• [Aim] Reproduce each line that includes the word "actifs".

-=-=-

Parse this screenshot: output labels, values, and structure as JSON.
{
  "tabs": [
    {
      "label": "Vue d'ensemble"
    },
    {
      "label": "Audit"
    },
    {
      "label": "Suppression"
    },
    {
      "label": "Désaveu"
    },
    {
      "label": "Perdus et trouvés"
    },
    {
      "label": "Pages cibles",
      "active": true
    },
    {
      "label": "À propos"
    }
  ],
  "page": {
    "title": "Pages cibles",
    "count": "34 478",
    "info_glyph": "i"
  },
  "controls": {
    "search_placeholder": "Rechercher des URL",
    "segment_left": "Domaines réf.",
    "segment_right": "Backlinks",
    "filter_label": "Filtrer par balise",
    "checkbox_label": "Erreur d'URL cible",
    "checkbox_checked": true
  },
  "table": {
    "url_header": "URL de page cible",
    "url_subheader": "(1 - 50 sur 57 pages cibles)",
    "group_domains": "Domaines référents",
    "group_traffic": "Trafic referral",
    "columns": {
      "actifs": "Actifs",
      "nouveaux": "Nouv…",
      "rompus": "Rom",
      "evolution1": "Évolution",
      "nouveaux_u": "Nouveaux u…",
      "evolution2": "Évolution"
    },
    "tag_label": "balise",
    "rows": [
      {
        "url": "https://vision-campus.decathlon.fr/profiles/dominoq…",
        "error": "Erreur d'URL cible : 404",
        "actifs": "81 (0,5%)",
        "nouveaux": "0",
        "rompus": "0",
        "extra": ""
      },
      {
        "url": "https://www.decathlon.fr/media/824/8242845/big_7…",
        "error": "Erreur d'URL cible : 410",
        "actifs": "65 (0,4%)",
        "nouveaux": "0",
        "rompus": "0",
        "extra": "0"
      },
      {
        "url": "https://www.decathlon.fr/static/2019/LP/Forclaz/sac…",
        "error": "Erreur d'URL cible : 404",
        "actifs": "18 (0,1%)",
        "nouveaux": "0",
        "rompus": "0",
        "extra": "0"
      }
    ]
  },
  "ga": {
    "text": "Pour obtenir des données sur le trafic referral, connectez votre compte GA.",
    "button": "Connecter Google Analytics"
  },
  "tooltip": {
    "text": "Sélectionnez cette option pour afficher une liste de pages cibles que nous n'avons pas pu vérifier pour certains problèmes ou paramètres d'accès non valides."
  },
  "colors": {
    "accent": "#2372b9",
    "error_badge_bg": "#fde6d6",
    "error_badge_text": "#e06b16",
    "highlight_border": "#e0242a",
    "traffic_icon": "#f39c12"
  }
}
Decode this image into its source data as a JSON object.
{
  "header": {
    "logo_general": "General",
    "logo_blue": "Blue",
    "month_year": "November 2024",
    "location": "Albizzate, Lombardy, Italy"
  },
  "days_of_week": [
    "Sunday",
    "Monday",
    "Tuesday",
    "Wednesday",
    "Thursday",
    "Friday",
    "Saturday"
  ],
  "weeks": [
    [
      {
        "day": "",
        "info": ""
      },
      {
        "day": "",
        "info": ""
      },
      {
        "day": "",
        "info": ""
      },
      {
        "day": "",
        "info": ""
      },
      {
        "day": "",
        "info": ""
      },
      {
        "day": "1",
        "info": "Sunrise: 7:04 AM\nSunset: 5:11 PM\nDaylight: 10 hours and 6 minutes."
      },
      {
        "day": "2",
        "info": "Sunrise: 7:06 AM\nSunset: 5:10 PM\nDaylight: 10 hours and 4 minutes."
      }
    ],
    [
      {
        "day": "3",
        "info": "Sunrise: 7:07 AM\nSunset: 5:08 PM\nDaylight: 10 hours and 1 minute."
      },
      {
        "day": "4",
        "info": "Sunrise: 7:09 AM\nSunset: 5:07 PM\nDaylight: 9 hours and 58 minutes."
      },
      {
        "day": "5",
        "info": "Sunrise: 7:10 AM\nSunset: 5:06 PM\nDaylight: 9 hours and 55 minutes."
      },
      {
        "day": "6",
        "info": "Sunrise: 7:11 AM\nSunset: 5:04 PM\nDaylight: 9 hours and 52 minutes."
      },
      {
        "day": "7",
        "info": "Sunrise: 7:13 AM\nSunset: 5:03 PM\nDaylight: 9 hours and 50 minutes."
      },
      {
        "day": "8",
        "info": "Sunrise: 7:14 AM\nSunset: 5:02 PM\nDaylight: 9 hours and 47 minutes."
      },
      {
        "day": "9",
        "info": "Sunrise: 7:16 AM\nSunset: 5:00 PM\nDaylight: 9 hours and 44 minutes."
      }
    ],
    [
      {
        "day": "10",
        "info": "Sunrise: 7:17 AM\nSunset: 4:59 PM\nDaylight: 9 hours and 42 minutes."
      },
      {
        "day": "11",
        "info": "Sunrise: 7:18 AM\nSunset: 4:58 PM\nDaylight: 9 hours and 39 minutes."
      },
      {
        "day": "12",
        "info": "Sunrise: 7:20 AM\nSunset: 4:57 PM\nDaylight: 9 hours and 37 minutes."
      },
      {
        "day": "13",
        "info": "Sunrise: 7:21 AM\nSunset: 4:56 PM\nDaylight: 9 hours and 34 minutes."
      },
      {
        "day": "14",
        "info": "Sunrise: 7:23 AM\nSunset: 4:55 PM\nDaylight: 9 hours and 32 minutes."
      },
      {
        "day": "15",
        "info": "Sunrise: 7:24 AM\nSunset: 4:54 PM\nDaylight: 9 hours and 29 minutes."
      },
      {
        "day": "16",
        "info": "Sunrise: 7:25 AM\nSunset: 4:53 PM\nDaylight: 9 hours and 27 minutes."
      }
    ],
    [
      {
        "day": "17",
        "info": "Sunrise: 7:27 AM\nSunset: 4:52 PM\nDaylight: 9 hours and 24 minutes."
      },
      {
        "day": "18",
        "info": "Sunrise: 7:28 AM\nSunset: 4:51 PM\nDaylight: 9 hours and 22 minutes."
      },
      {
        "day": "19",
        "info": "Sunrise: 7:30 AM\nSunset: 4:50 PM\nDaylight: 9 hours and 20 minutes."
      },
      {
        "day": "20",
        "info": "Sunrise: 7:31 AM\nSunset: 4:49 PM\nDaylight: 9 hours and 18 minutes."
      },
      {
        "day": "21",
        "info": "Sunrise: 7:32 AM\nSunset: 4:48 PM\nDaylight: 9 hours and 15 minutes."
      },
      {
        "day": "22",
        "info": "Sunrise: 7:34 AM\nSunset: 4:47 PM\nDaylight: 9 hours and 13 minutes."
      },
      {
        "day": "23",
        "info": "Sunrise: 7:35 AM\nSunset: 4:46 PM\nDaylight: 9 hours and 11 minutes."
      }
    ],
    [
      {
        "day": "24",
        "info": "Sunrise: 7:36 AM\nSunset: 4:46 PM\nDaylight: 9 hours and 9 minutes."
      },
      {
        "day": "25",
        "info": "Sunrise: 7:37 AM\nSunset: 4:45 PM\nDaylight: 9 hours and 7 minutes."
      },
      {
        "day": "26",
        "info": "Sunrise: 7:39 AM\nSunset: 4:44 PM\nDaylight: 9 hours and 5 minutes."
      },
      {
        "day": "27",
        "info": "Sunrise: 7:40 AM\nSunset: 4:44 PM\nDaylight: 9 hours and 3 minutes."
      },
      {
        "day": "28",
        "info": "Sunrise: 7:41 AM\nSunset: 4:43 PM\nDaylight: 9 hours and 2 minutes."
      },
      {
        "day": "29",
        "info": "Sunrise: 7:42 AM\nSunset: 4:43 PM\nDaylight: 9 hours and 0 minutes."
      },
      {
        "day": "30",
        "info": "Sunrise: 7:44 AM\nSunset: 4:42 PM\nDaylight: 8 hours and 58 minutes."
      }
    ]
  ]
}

-=-=-

• [Answer to the problem]
      "actifs": "Actifs",
        "actifs": "81 (0,5%)",
        "actifs": "65 (0,4%)",
        "actifs": "18 (0,1%)",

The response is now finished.